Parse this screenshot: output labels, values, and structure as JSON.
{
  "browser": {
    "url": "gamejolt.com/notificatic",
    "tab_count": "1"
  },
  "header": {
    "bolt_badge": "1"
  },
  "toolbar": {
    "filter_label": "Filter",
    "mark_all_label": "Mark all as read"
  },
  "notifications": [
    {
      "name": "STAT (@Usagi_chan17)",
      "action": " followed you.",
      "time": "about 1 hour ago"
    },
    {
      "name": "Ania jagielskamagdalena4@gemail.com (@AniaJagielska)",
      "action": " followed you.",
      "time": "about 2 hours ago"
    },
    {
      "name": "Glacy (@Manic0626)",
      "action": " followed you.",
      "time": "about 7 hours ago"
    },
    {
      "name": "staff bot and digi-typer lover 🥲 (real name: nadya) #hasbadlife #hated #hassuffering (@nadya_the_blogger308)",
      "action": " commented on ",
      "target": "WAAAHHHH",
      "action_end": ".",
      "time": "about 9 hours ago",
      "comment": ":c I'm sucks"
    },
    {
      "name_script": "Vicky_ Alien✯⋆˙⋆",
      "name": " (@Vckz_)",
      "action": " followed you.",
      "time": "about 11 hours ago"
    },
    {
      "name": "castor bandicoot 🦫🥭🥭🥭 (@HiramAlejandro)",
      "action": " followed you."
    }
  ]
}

..........

### WHAT THE TASK ASKS
Extract all of the data shown above and repeat it verbatim.

### FULL ANSWER
Parse this screenshot: output labels, values, and structure as JSON.
{
  "browser": {
    "url": "gamejolt.com/notificatic",
    "tab_count": "1"
  },
  "header": {
    "bolt_badge": "1"
  },
  "toolbar": {
    "filter_label": "Filter",
    "mark_all_label": "Mark all as read"
  },
  "notifications": [
    {
      "name": "STAT (@Usagi_chan17)",
      "action": " followed you.",
      "time": "about 1 hour ago"
    },
    {
      "name": "Ania jagielskamagdalena4@gemail.com (@AniaJagielska)",
      "action": " followed you.",
      "time": "about 2 hours ago"
    },
    {
      "name": "Glacy (@Manic0626)",
      "action": " followed you.",
      "time": "about 7 hours ago"
    },
    {
      "name": "staff bot and digi-typer lover 🥲 (real name: nadya) #hasbadlife #hated #hassuffering (@nadya_the_blogger308)",
      "action": " commented on ",
      "target": "WAAAHHHH",
      "action_end": ".",
      "time": "about 9 hours ago",
      "comment": ":c I'm sucks"
    },
    {
      "name_script": "Vicky_ Alien✯⋆˙⋆",
      "name": " (@Vckz_)",
      "action": " followed you.",
      "time": "about 11 hours ago"
    },
    {
      "name": "castor bandicoot 🦫🥭🥭🥭 (@HiramAlejandro)",
      "action": " followed you."
    }
  ]
}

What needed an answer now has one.